Many individuals and families devote the holidays to visiting with friends and families or slipping away from the hustle and bustle for a little R and R, but the festive season is also known for eating. And lots of it. Turkey, hams, pies, pumpkins, stuffing, latkes, candy canes, chocolates, you name it, it is being consumed. So whether traveling far or near, here is a list of the top towns to get your eat on over the holidays:

 

Northeast

Bar Harbor, Maine

Peek out of the window of the bed and breakfast to watch snowflakes fall through the twinkling glow of a lighthouse. That’s the kind of enchanting holiday experience visitors will find in Maine. Festivals, sleigh rides and shopping can easily fill a day, but to fill that grumbling belly, Maine lobster is a must. According to the Maine Lobster Council, most lobsters are caught between late June and late December, so skip down to the docks and watch the fishermen bring in their pots full of these fresh crustaceans. Then, find a local chef or a DIY recipe to cook up this prized seafood. Maine’s natural beauty, delicious food and great camaraderie earned it top honors from Away.com as a quintessential destination for a getaway.

Annotated element entries:
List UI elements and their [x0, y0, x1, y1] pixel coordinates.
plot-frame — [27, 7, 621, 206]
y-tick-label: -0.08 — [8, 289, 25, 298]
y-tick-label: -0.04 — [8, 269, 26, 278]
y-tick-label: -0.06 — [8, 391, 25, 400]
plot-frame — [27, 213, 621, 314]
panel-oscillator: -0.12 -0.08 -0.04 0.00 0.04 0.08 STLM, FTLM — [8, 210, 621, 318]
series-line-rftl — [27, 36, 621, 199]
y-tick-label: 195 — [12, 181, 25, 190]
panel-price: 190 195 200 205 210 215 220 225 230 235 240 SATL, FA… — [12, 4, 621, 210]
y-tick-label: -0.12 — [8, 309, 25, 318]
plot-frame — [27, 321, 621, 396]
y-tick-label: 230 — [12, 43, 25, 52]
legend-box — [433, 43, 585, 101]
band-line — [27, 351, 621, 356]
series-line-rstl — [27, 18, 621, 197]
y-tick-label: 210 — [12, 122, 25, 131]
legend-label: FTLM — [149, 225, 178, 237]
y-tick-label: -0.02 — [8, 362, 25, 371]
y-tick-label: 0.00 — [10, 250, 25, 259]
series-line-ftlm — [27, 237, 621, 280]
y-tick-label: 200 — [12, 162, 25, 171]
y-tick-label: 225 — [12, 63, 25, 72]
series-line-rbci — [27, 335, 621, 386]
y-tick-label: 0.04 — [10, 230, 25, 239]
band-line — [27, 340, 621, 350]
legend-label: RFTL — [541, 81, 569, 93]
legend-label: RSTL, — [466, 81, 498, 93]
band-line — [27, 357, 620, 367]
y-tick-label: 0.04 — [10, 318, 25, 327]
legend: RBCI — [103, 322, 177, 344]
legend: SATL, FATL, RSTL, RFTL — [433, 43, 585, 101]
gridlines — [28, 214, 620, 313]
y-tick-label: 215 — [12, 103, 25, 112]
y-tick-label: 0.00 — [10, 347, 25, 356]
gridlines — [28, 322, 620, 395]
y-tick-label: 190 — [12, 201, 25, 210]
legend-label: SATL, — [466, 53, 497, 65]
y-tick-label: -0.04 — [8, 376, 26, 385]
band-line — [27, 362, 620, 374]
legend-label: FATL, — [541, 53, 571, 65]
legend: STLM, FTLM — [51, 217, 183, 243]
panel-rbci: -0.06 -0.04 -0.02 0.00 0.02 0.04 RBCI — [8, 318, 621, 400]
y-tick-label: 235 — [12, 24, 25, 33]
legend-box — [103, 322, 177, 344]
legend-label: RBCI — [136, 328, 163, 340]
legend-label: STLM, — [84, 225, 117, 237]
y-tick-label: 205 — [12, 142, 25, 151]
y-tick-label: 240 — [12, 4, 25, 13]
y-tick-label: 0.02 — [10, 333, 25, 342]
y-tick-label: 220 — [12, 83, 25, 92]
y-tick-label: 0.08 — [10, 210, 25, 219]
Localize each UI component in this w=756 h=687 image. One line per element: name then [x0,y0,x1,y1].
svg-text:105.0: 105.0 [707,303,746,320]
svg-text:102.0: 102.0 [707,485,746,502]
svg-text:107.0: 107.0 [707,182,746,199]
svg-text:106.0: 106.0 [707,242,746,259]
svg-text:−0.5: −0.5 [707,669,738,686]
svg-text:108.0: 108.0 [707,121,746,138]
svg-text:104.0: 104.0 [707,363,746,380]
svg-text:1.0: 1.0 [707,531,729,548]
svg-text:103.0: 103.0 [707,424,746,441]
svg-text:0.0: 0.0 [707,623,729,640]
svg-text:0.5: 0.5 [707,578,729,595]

What is asked:
1. In the article on holiday food towns, list every food named in the sentence that begins "Turkey, hams, pies".
2. Write what comes next in the article on holiday food towns, picking up after its final sentence.
The items have no connection to the article on holiday food towns.

Outputs for the tasks:
1. Turkey, hams, pies, pumpkins, stuffing, latkes, candy canes, chocolates

2.
 

South

New Orleans

There are few places in the world that take food more seriously than New Orleans. Reaching to the city’s strong French heritage, families and restaurants in “The Big Easy” have reincarnated a Creole custom called Reveillon, a multi-course meal that was originally served after midnight mass on Christmas Eve. Many restaurants have a diverse holiday menu from foie gras to shrimp remoulade to turkey with chestnuts, and finish the courses with desserts like bread pudding or pumpkin cheesecake. Reserve some time to hear the caroling at St. Louis Cathedral, then get back on the food train at a jazz or gospel brunch in the French Quarter and see free cooking demonstrations by top chefs.

 

Mountain West

Park City, Utah

This old silver mining town is covered with snow, snow and more snow, which gives visitors a great excuse to snuggle up and sip on mulled cider by the ski lodge fireplace. It has been said that Park City has more chefs per capita than Paris, and the quaint but slightly funky Main Street is where most of the dining hot spots can be found. Start the evening with a selection of cheese on an aspen slab, and then please the palate with a London broil of elk or pomegranate-glazed pork tenderloin. Visitors can rejoice in getting a surprisingly good deal, too. At online travel site Orbitz.com, deal-seekers can find hotels for less than $100 a night.

 

West Coast

Portland, Ore.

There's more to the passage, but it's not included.